'''
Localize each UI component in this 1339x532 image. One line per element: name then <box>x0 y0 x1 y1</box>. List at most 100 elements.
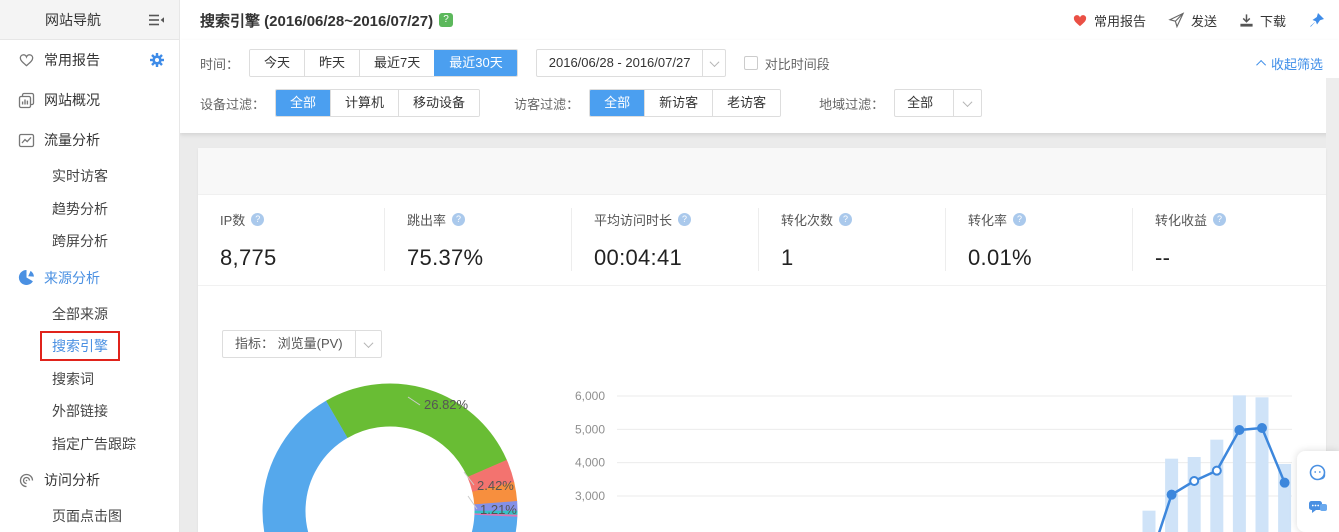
y-axis-tick: 3,000 <box>575 489 605 503</box>
compare-checkbox[interactable] <box>744 56 758 70</box>
y-axis-tick: 4,000 <box>575 456 605 470</box>
help-icon[interactable]: ? <box>678 213 691 226</box>
metric-label: 平均访问时长 <box>594 210 672 229</box>
collapse-filters-link[interactable]: 收起筛选 <box>1259 54 1323 73</box>
sidebar-collapse-icon[interactable] <box>147 13 165 27</box>
metric-conversion-rate: 转化率? 0.01% <box>946 208 1133 271</box>
sidebar-item-site-overview[interactable]: 网站概况 <box>0 80 179 120</box>
pv-bar[interactable] <box>1143 511 1156 532</box>
line-dot[interactable] <box>1190 477 1198 485</box>
heart-icon <box>1072 13 1088 28</box>
line-dot[interactable] <box>1235 426 1243 434</box>
rings-icon <box>17 471 35 489</box>
customer-service-button[interactable] <box>1308 463 1328 483</box>
help-icon[interactable]: ? <box>1213 213 1226 226</box>
device-option-all[interactable]: 全部 <box>276 90 330 116</box>
download-button[interactable]: 下载 <box>1239 11 1286 30</box>
chevron-down-icon <box>963 97 973 107</box>
date-range-arrow[interactable] <box>702 50 724 76</box>
metric-selector-label: 指标： <box>235 336 274 351</box>
compare-period-option[interactable]: 对比时间段 <box>744 54 830 73</box>
line-dot[interactable] <box>1213 467 1221 475</box>
sidebar-item-traffic-analysis[interactable]: 流量分析 <box>0 120 179 160</box>
time-option-today[interactable]: 今天 <box>250 50 304 76</box>
sidebar-item-label: 跨屏分析 <box>52 231 108 251</box>
help-icon[interactable]: ? <box>1013 213 1026 226</box>
device-filter-row: 设备过滤： 全部 计算机 移动设备 访客过滤： 全部 新访客 老访客 地域过滤：… <box>200 89 982 117</box>
device-option-mobile[interactable]: 移动设备 <box>398 90 479 116</box>
help-icon[interactable]: ? <box>839 213 852 226</box>
time-filter-label: 时间： <box>200 54 239 73</box>
sidebar: 网站导航 常用报告 网站概况 流量分析 实时访客 趋势分析 跨屏分析 来源分析 … <box>0 0 180 532</box>
send-icon <box>1168 12 1185 28</box>
donut-chart[interactable]: 26.82% 2.42% 1.21% <box>240 375 540 532</box>
help-icon[interactable]: ? <box>251 213 264 226</box>
metric-value: 0.01% <box>968 245 1132 271</box>
metric-bounce-rate: 跳出率? 75.37% <box>385 208 572 271</box>
date-range-value: 2016/06/28 - 2016/07/27 <box>537 50 703 76</box>
region-select[interactable]: 全部 <box>894 89 982 117</box>
visitor-option-all[interactable]: 全部 <box>590 90 644 116</box>
report-card: IP数? 8,775 跳出率? 75.37% 平均访问时长? 00:04:41 … <box>198 148 1326 532</box>
favorite-report-button[interactable]: 常用报告 <box>1072 11 1146 30</box>
traffic-icon <box>17 131 35 149</box>
visitor-option-returning[interactable]: 老访客 <box>712 90 780 116</box>
line-dot[interactable] <box>1281 479 1289 487</box>
pv-bar[interactable] <box>1256 397 1269 532</box>
metrics-row: IP数? 8,775 跳出率? 75.37% 平均访问时长? 00:04:41 … <box>198 208 1326 286</box>
annotation-highlight-box: 搜索引擎 <box>40 331 120 361</box>
sidebar-item-visit-analysis[interactable]: 访问分析 <box>0 460 179 500</box>
device-button-group: 全部 计算机 移动设备 <box>275 89 480 117</box>
time-option-last7[interactable]: 最近7天 <box>359 50 434 76</box>
time-option-yesterday[interactable]: 昨天 <box>304 50 359 76</box>
visitor-option-new[interactable]: 新访客 <box>644 90 712 116</box>
date-range-picker[interactable]: 2016/06/28 - 2016/07/27 <box>536 49 726 77</box>
sidebar-item-search-engine[interactable]: 搜索引擎 <box>0 330 179 363</box>
sidebar-item-label: 搜索词 <box>52 369 94 389</box>
line-dot[interactable] <box>1168 491 1176 499</box>
sidebar-item-search-terms[interactable]: 搜索词 <box>0 363 179 396</box>
metric-selector-arrow[interactable] <box>355 331 381 357</box>
feedback-button[interactable] <box>1308 497 1328 517</box>
metric-value: 8,775 <box>220 245 384 271</box>
sidebar-item-realtime-visitors[interactable]: 实时访客 <box>0 160 179 193</box>
favorite-report-label: 常用报告 <box>1094 11 1146 30</box>
metric-selector[interactable]: 指标： 浏览量(PV) <box>222 330 382 358</box>
sidebar-item-external-links[interactable]: 外部链接 <box>0 395 179 428</box>
send-button[interactable]: 发送 <box>1168 11 1217 30</box>
sidebar-item-all-sources[interactable]: 全部来源 <box>0 298 179 331</box>
metric-selector-value: 浏览量(PV) <box>278 336 343 351</box>
title-help-icon[interactable]: ? <box>439 13 453 27</box>
metric-value: 00:04:41 <box>594 245 758 271</box>
sidebar-item-cross-screen[interactable]: 跨屏分析 <box>0 225 179 258</box>
download-label: 下载 <box>1260 11 1286 30</box>
feedback-chat-icon <box>1308 498 1328 516</box>
sidebar-item-label: 网站概况 <box>44 90 100 110</box>
gear-icon[interactable] <box>149 52 165 68</box>
sidebar-item-ad-tracking[interactable]: 指定广告跟踪 <box>0 428 179 461</box>
y-axis-tick: 5,000 <box>575 422 605 436</box>
metric-conversion-revenue: 转化收益? -- <box>1133 208 1320 271</box>
header-actions: 常用报告 发送 下载 <box>1072 11 1325 30</box>
time-option-last30[interactable]: 最近30天 <box>434 50 516 76</box>
help-icon[interactable]: ? <box>452 213 465 226</box>
time-filter-row: 时间： 今天 昨天 最近7天 最近30天 2016/06/28 - 2016/0… <box>200 49 830 77</box>
sidebar-item-trend-analysis[interactable]: 趋势分析 <box>0 193 179 226</box>
region-arrow[interactable] <box>953 90 981 116</box>
sidebar-item-source-analysis[interactable]: 来源分析 <box>0 258 179 298</box>
pv-bar[interactable] <box>1233 395 1246 532</box>
device-option-pc[interactable]: 计算机 <box>330 90 398 116</box>
pin-button[interactable] <box>1308 12 1325 29</box>
sidebar-item-page-click-map[interactable]: 页面点击图 <box>0 500 179 532</box>
metric-value: 75.37% <box>407 245 571 271</box>
device-filter-label: 设备过滤： <box>200 94 265 113</box>
line-dot[interactable] <box>1258 424 1266 432</box>
y-axis-tick: 6,000 <box>575 389 605 403</box>
trend-chart[interactable]: 6,000 5,000 4,000 3,000 <box>560 380 1300 532</box>
site-nav-label: 网站导航 <box>45 10 101 30</box>
pv-bar[interactable] <box>1188 457 1201 532</box>
sidebar-item-favorite-reports[interactable]: 常用报告 <box>0 40 179 80</box>
metric-selector-text: 指标： 浏览量(PV) <box>223 331 355 357</box>
visitor-button-group: 全部 新访客 老访客 <box>589 89 781 117</box>
pv-bar[interactable] <box>1210 440 1223 532</box>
'''
Exercise brief: Could you rewrite the material above with every "pv-bar" replaced by "page-view-bar" and everything else kept the same? Leave the pictures out.

Completed exercise:
Localize each UI component in this 1339x532 image. One line per element: name then <box>x0 y0 x1 y1</box>. List at most 100 elements.
y-axis-tick: 3,000 <box>575 489 605 503</box>
compare-checkbox[interactable] <box>744 56 758 70</box>
y-axis-tick: 4,000 <box>575 456 605 470</box>
help-icon[interactable]: ? <box>678 213 691 226</box>
metric-label: 平均访问时长 <box>594 210 672 229</box>
collapse-filters-link[interactable]: 收起筛选 <box>1259 54 1323 73</box>
sidebar-collapse-icon[interactable] <box>147 13 165 27</box>
metric-conversion-rate: 转化率? 0.01% <box>946 208 1133 271</box>
sidebar-item-site-overview[interactable]: 网站概况 <box>0 80 179 120</box>
page-view-bar[interactable] <box>1143 511 1156 532</box>
line-dot[interactable] <box>1190 477 1198 485</box>
heart-icon <box>1072 13 1088 28</box>
line-dot[interactable] <box>1235 426 1243 434</box>
rings-icon <box>17 471 35 489</box>
customer-service-button[interactable] <box>1308 463 1328 483</box>
help-icon[interactable]: ? <box>1213 213 1226 226</box>
device-option-all[interactable]: 全部 <box>276 90 330 116</box>
download-button[interactable]: 下载 <box>1239 11 1286 30</box>
chevron-down-icon <box>963 97 973 107</box>
date-range-arrow[interactable] <box>702 50 724 76</box>
metric-selector-label: 指标： <box>235 336 274 351</box>
compare-period-option[interactable]: 对比时间段 <box>744 54 830 73</box>
line-dot[interactable] <box>1213 467 1221 475</box>
sidebar-item-traffic-analysis[interactable]: 流量分析 <box>0 120 179 160</box>
time-option-today[interactable]: 今天 <box>250 50 304 76</box>
sidebar-item-label: 跨屏分析 <box>52 231 108 251</box>
help-icon[interactable]: ? <box>1013 213 1026 226</box>
device-filter-row: 设备过滤： 全部 计算机 移动设备 访客过滤： 全部 新访客 老访客 地域过滤：… <box>200 89 982 117</box>
device-option-mobile[interactable]: 移动设备 <box>398 90 479 116</box>
help-icon[interactable]: ? <box>839 213 852 226</box>
time-filter-label: 时间： <box>200 54 239 73</box>
sidebar: 网站导航 常用报告 网站概况 流量分析 实时访客 趋势分析 跨屏分析 来源分析 … <box>0 0 180 532</box>
send-icon <box>1168 12 1185 28</box>
donut-chart[interactable]: 26.82% 2.42% 1.21% <box>240 375 540 532</box>
help-icon[interactable]: ? <box>251 213 264 226</box>
metric-value: 0.01% <box>968 245 1132 271</box>
metric-bounce-rate: 跳出率? 75.37% <box>385 208 572 271</box>
date-range-value: 2016/06/28 - 2016/07/27 <box>537 50 703 76</box>
region-select[interactable]: 全部 <box>894 89 982 117</box>
visitor-option-all[interactable]: 全部 <box>590 90 644 116</box>
report-card: IP数? 8,775 跳出率? 75.37% 平均访问时长? 00:04:41 … <box>198 148 1326 532</box>
favorite-report-button[interactable]: 常用报告 <box>1072 11 1146 30</box>
traffic-icon <box>17 131 35 149</box>
visitor-option-returning[interactable]: 老访客 <box>712 90 780 116</box>
line-dot[interactable] <box>1281 479 1289 487</box>
page-view-bar[interactable] <box>1256 397 1269 532</box>
metrics-row: IP数? 8,775 跳出率? 75.37% 平均访问时长? 00:04:41 … <box>198 208 1326 286</box>
annotation-highlight-box: 搜索引擎 <box>40 331 120 361</box>
sidebar-item-visit-analysis[interactable]: 访问分析 <box>0 460 179 500</box>
device-button-group: 全部 计算机 移动设备 <box>275 89 480 117</box>
time-option-last7[interactable]: 最近7天 <box>359 50 434 76</box>
time-option-yesterday[interactable]: 昨天 <box>304 50 359 76</box>
visitor-option-new[interactable]: 新访客 <box>644 90 712 116</box>
date-range-picker[interactable]: 2016/06/28 - 2016/07/27 <box>536 49 726 77</box>
sidebar-item-search-engine[interactable]: 搜索引擎 <box>0 330 179 363</box>
sidebar-item-label: 搜索词 <box>52 369 94 389</box>
line-dot[interactable] <box>1168 491 1176 499</box>
sidebar-item-search-terms[interactable]: 搜索词 <box>0 363 179 396</box>
metric-selector-arrow[interactable] <box>355 331 381 357</box>
feedback-button[interactable] <box>1308 497 1328 517</box>
metric-value: 8,775 <box>220 245 384 271</box>
sidebar-item-realtime-visitors[interactable]: 实时访客 <box>0 160 179 193</box>
favorite-report-label: 常用报告 <box>1094 11 1146 30</box>
metric-selector[interactable]: 指标： 浏览量(PV) <box>222 330 382 358</box>
sidebar-item-external-links[interactable]: 外部链接 <box>0 395 179 428</box>
send-button[interactable]: 发送 <box>1168 11 1217 30</box>
sidebar-item-all-sources[interactable]: 全部来源 <box>0 298 179 331</box>
metric-selector-value: 浏览量(PV) <box>278 336 343 351</box>
title-help-icon[interactable]: ? <box>439 13 453 27</box>
metric-value: 00:04:41 <box>594 245 758 271</box>
sidebar-item-cross-screen[interactable]: 跨屏分析 <box>0 225 179 258</box>
download-label: 下载 <box>1260 11 1286 30</box>
feedback-chat-icon <box>1308 498 1328 516</box>
sidebar-item-label: 网站概况 <box>44 90 100 110</box>
gear-icon[interactable] <box>149 52 165 68</box>
sidebar-item-ad-tracking[interactable]: 指定广告跟踪 <box>0 428 179 461</box>
y-axis-tick: 5,000 <box>575 422 605 436</box>
metric-conversion-revenue: 转化收益? -- <box>1133 208 1320 271</box>
header-actions: 常用报告 发送 下载 <box>1072 11 1325 30</box>
time-option-last30[interactable]: 最近30天 <box>434 50 516 76</box>
help-icon[interactable]: ? <box>452 213 465 226</box>
time-filter-row: 时间： 今天 昨天 最近7天 最近30天 2016/06/28 - 2016/0… <box>200 49 830 77</box>
sidebar-item-trend-analysis[interactable]: 趋势分析 <box>0 193 179 226</box>
region-arrow[interactable] <box>953 90 981 116</box>
sidebar-item-source-analysis[interactable]: 来源分析 <box>0 258 179 298</box>
page-view-bar[interactable] <box>1233 395 1246 532</box>
device-option-pc[interactable]: 计算机 <box>330 90 398 116</box>
pin-button[interactable] <box>1308 12 1325 29</box>
sidebar-item-page-click-map[interactable]: 页面点击图 <box>0 500 179 532</box>
metric-value: 75.37% <box>407 245 571 271</box>
device-filter-label: 设备过滤： <box>200 94 265 113</box>
line-dot[interactable] <box>1258 424 1266 432</box>
y-axis-tick: 6,000 <box>575 389 605 403</box>
trend-chart[interactable]: 6,000 5,000 4,000 3,000 <box>560 380 1300 532</box>
site-nav-label: 网站导航 <box>45 10 101 30</box>
page-view-bar[interactable] <box>1188 457 1201 532</box>
sidebar-item-favorite-reports[interactable]: 常用报告 <box>0 40 179 80</box>
metric-selector-text: 指标： 浏览量(PV) <box>223 331 355 357</box>
visitor-button-group: 全部 新访客 老访客 <box>589 89 781 117</box>
page-view-bar[interactable] <box>1210 440 1223 532</box>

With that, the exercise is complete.